**Objective:**
Copy the rows below word for word.

* Start Records shown *

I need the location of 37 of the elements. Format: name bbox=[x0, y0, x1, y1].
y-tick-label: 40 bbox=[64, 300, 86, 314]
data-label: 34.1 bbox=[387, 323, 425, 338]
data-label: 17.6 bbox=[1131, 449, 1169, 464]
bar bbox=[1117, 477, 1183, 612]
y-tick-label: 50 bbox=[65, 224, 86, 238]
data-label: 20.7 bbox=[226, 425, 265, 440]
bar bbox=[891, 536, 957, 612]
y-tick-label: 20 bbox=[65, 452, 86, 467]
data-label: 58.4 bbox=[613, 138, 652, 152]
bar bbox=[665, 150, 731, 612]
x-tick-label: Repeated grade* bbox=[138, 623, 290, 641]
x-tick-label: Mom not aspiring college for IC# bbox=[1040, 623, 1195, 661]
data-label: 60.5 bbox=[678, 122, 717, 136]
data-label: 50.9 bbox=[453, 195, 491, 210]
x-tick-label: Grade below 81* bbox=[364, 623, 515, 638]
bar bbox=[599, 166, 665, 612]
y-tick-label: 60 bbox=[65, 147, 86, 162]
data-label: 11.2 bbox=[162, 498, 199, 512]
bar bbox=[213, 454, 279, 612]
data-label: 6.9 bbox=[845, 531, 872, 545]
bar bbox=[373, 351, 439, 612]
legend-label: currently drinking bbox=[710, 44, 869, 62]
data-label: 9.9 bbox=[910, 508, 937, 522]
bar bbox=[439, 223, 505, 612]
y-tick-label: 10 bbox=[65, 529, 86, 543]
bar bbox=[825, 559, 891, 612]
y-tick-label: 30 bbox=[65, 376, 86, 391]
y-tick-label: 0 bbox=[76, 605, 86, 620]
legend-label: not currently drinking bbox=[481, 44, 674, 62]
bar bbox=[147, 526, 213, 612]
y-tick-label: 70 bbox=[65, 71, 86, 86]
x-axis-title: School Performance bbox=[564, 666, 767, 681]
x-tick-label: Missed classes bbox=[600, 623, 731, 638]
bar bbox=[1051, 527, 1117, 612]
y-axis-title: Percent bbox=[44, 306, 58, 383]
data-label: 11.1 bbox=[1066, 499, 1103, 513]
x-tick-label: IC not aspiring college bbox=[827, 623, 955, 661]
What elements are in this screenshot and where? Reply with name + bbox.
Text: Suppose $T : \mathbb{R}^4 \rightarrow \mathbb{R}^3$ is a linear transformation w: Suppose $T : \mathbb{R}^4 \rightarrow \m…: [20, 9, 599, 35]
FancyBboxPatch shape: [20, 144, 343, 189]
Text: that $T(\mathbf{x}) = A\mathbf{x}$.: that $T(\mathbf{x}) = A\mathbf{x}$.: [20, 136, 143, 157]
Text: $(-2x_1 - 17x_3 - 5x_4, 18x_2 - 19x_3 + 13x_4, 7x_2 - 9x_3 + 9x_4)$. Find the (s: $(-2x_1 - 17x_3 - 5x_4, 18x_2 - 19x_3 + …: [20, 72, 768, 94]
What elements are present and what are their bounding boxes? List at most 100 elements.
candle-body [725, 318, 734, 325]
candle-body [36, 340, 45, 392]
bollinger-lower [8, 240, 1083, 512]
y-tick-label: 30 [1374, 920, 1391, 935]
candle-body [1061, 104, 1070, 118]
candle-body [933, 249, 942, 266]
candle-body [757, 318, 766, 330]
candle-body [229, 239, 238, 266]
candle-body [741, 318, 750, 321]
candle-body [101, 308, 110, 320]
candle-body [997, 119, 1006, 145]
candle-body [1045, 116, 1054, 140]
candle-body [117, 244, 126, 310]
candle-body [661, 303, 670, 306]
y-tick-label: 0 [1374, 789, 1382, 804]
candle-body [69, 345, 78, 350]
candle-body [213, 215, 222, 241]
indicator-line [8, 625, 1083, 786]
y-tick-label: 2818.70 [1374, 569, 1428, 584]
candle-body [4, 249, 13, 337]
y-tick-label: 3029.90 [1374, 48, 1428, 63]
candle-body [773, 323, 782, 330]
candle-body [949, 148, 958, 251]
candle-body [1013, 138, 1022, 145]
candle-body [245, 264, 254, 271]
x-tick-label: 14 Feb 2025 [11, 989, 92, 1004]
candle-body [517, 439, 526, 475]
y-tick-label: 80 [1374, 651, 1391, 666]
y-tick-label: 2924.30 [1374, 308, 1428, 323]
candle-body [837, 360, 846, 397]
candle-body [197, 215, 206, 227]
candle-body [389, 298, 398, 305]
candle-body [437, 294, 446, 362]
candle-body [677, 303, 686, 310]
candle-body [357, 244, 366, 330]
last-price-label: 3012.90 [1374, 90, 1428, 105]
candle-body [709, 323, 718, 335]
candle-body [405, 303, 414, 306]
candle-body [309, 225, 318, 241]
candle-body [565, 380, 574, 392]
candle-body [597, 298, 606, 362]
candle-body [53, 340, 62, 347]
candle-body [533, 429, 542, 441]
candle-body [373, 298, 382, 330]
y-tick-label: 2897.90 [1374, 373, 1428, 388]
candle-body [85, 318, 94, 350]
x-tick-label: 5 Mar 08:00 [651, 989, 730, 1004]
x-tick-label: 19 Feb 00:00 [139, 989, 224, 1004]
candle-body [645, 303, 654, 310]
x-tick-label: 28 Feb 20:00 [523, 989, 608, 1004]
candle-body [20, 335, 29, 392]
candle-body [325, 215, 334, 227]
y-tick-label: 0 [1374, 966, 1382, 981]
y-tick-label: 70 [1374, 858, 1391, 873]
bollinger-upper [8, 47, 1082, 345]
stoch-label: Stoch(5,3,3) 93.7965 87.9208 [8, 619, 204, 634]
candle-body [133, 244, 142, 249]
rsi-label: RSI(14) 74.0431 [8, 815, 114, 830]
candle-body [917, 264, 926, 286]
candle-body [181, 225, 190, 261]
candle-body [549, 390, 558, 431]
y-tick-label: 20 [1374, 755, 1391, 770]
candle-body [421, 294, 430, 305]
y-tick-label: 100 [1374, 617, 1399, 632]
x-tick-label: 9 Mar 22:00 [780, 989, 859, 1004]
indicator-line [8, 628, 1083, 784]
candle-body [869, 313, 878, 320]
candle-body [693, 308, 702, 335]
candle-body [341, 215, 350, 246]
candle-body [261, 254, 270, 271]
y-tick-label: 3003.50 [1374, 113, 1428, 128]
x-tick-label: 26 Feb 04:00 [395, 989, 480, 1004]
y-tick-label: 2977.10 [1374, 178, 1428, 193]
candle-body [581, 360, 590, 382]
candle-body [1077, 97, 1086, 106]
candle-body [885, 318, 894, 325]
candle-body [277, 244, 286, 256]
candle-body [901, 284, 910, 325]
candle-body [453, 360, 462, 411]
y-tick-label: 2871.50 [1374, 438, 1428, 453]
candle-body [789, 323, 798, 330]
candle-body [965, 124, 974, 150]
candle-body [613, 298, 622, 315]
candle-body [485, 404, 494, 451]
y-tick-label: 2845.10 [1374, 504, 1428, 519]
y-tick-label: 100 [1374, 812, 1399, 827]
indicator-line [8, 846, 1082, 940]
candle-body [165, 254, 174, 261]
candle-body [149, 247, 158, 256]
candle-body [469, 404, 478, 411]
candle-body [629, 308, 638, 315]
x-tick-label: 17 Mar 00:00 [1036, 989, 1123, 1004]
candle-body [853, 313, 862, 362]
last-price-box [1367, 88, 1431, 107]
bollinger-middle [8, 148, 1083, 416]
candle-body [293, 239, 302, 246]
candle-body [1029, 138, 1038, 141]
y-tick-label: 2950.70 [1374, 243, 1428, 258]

* End Records shown *

**Full output:**
I need the location of 37 of the elements. Format: name bbox=[x0, y0, x1, y1].
y-tick-label: 40 bbox=[64, 300, 86, 314]
data-label: 34.1 bbox=[387, 323, 425, 338]
data-label: 17.6 bbox=[1131, 449, 1169, 464]
bar bbox=[1117, 477, 1183, 612]
y-tick-label: 50 bbox=[65, 224, 86, 238]
data-label: 20.7 bbox=[226, 425, 265, 440]
bar bbox=[891, 536, 957, 612]
y-tick-label: 20 bbox=[65, 452, 86, 467]
data-label: 58.4 bbox=[613, 138, 652, 152]
bar bbox=[665, 150, 731, 612]
x-tick-label: Repeated grade* bbox=[138, 623, 290, 641]
x-tick-label: Mom not aspiring college for IC# bbox=[1040, 623, 1195, 661]
data-label: 60.5 bbox=[678, 122, 717, 136]
data-label: 50.9 bbox=[453, 195, 491, 210]
x-tick-label: Grade below 81* bbox=[364, 623, 515, 638]
bar bbox=[599, 166, 665, 612]
y-tick-label: 60 bbox=[65, 147, 86, 162]
data-label: 11.2 bbox=[162, 498, 199, 512]
bar bbox=[213, 454, 279, 612]
data-label: 6.9 bbox=[845, 531, 872, 545]
bar bbox=[373, 351, 439, 612]
legend-label: currently drinking bbox=[710, 44, 869, 62]
data-label: 9.9 bbox=[910, 508, 937, 522]
bar bbox=[439, 223, 505, 612]
y-tick-label: 10 bbox=[65, 529, 86, 543]
bar bbox=[825, 559, 891, 612]
y-tick-label: 30 bbox=[65, 376, 86, 391]
y-tick-label: 0 bbox=[76, 605, 86, 620]
legend-label: not currently drinking bbox=[481, 44, 674, 62]
bar bbox=[147, 526, 213, 612]
y-tick-label: 70 bbox=[65, 71, 86, 86]
x-axis-title: School Performance bbox=[564, 666, 767, 681]
x-tick-label: Missed classes bbox=[600, 623, 731, 638]
bar bbox=[1051, 527, 1117, 612]
y-axis-title: Percent bbox=[44, 306, 58, 383]
data-label: 11.1 bbox=[1066, 499, 1103, 513]
x-tick-label: IC not aspiring college bbox=[827, 623, 955, 661]
What elements are in this screenshot and where? Reply with name + bbox.
Text: Suppose $T : \mathbb{R}^4 \rightarrow \mathbb{R}^3$ is a linear transformation w: Suppose $T : \mathbb{R}^4 \rightarrow \m…: [20, 9, 599, 35]
FancyBboxPatch shape: [20, 144, 343, 189]
Text: that $T(\mathbf{x}) = A\mathbf{x}$.: that $T(\mathbf{x}) = A\mathbf{x}$.: [20, 136, 143, 157]
Text: $(-2x_1 - 17x_3 - 5x_4, 18x_2 - 19x_3 + 13x_4, 7x_2 - 9x_3 + 9x_4)$. Find the (s: $(-2x_1 - 17x_3 - 5x_4, 18x_2 - 19x_3 + …: [20, 72, 768, 94]
What elements are present and what are their bounding boxes? List at most 100 elements.
candle-body [725, 318, 734, 325]
candle-body [36, 340, 45, 392]
bollinger-lower [8, 240, 1083, 512]
y-tick-label: 30 [1374, 920, 1391, 935]
candle-body [1061, 104, 1070, 118]
candle-body [933, 249, 942, 266]
candle-body [757, 318, 766, 330]
candle-body [229, 239, 238, 266]
candle-body [741, 318, 750, 321]
candle-body [101, 308, 110, 320]
candle-body [997, 119, 1006, 145]
candle-body [1045, 116, 1054, 140]
candle-body [117, 244, 126, 310]
candle-body [661, 303, 670, 306]
y-tick-label: 0 [1374, 789, 1382, 804]
candle-body [69, 345, 78, 350]
candle-body [213, 215, 222, 241]
indicator-line [8, 625, 1083, 786]
y-tick-label: 2818.70 [1374, 569, 1428, 584]
candle-body [4, 249, 13, 337]
y-tick-label: 3029.90 [1374, 48, 1428, 63]
candle-body [773, 323, 782, 330]
candle-body [949, 148, 958, 251]
candle-body [1013, 138, 1022, 145]
candle-body [245, 264, 254, 271]
x-tick-label: 14 Feb 2025 [11, 989, 92, 1004]
candle-body [517, 439, 526, 475]
y-tick-label: 80 [1374, 651, 1391, 666]
y-tick-label: 2924.30 [1374, 308, 1428, 323]
candle-body [837, 360, 846, 397]
candle-body [197, 215, 206, 227]
candle-body [389, 298, 398, 305]
candle-body [437, 294, 446, 362]
candle-body [677, 303, 686, 310]
candle-body [357, 244, 366, 330]
last-price-label: 3012.90 [1374, 90, 1428, 105]
candle-body [709, 323, 718, 335]
candle-body [405, 303, 414, 306]
candle-body [309, 225, 318, 241]
candle-body [565, 380, 574, 392]
candle-body [597, 298, 606, 362]
candle-body [53, 340, 62, 347]
candle-body [533, 429, 542, 441]
candle-body [373, 298, 382, 330]
y-tick-label: 2897.90 [1374, 373, 1428, 388]
candle-body [85, 318, 94, 350]
x-tick-label: 5 Mar 08:00 [651, 989, 730, 1004]
x-tick-label: 19 Feb 00:00 [139, 989, 224, 1004]
candle-body [645, 303, 654, 310]
x-tick-label: 28 Feb 20:00 [523, 989, 608, 1004]
candle-body [20, 335, 29, 392]
candle-body [325, 215, 334, 227]
y-tick-label: 0 [1374, 966, 1382, 981]
y-tick-label: 70 [1374, 858, 1391, 873]
bollinger-upper [8, 47, 1082, 345]
stoch-label: Stoch(5,3,3) 93.7965 87.9208 [8, 619, 204, 634]
candle-body [133, 244, 142, 249]
rsi-label: RSI(14) 74.0431 [8, 815, 114, 830]
candle-body [917, 264, 926, 286]
candle-body [181, 225, 190, 261]
candle-body [549, 390, 558, 431]
y-tick-label: 20 [1374, 755, 1391, 770]
candle-body [421, 294, 430, 305]
y-tick-label: 100 [1374, 617, 1399, 632]
x-tick-label: 9 Mar 22:00 [780, 989, 859, 1004]
indicator-line [8, 628, 1083, 784]
candle-body [869, 313, 878, 320]
candle-body [693, 308, 702, 335]
candle-body [341, 215, 350, 246]
candle-body [261, 254, 270, 271]
y-tick-label: 3003.50 [1374, 113, 1428, 128]
x-tick-label: 26 Feb 04:00 [395, 989, 480, 1004]
y-tick-label: 2977.10 [1374, 178, 1428, 193]
candle-body [581, 360, 590, 382]
candle-body [1077, 97, 1086, 106]
candle-body [885, 318, 894, 325]
candle-body [277, 244, 286, 256]
candle-body [901, 284, 910, 325]
candle-body [453, 360, 462, 411]
y-tick-label: 2871.50 [1374, 438, 1428, 453]
candle-body [789, 323, 798, 330]
candle-body [965, 124, 974, 150]
candle-body [613, 298, 622, 315]
candle-body [485, 404, 494, 451]
y-tick-label: 2845.10 [1374, 504, 1428, 519]
y-tick-label: 100 [1374, 812, 1399, 827]
indicator-line [8, 846, 1082, 940]
candle-body [165, 254, 174, 261]
candle-body [149, 247, 158, 256]
candle-body [469, 404, 478, 411]
candle-body [629, 308, 638, 315]
x-tick-label: 17 Mar 00:00 [1036, 989, 1123, 1004]
candle-body [853, 313, 862, 362]
last-price-box [1367, 88, 1431, 107]
bollinger-middle [8, 148, 1083, 416]
candle-body [293, 239, 302, 246]
candle-body [1029, 138, 1038, 141]
y-tick-label: 2950.70 [1374, 243, 1428, 258]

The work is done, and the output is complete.